** Start Given records **

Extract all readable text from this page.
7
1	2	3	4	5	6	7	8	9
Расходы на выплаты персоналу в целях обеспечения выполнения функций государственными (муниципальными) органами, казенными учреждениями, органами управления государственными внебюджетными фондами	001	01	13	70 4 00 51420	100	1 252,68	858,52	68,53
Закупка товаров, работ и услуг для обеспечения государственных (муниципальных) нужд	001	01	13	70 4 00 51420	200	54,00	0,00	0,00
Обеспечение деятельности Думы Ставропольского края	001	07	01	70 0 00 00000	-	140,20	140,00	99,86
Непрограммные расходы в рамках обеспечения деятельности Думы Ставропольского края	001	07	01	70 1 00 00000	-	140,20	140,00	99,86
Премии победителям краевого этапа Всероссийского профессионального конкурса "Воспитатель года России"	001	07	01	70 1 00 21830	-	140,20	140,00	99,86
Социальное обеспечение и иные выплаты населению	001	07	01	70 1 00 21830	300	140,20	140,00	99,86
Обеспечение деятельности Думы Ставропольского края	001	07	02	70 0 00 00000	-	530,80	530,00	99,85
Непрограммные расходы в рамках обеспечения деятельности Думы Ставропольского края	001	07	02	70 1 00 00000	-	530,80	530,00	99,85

** End Given records **

Return the lines of the records that include the string "деятельности".

→ **Exercise output**:
Обеспечение деятельности Думы Ставропольского края	001	07	01	70 0 00 00000	-	140,20	140,00	99,86
Непрограммные расходы в рамках обеспечения деятельности Думы Ставропольского края	001	07	01	70 1 00 00000	-	140,20	140,00	99,86
Обеспечение деятельности Думы Ставропольского края	001	07	02	70 0 00 00000	-	530,80	530,00	99,85
Непрограммные расходы в рамках обеспечения деятельности Думы Ставропольского края	001	07	02	70 1 00 00000	-	530,80	530,00	99,85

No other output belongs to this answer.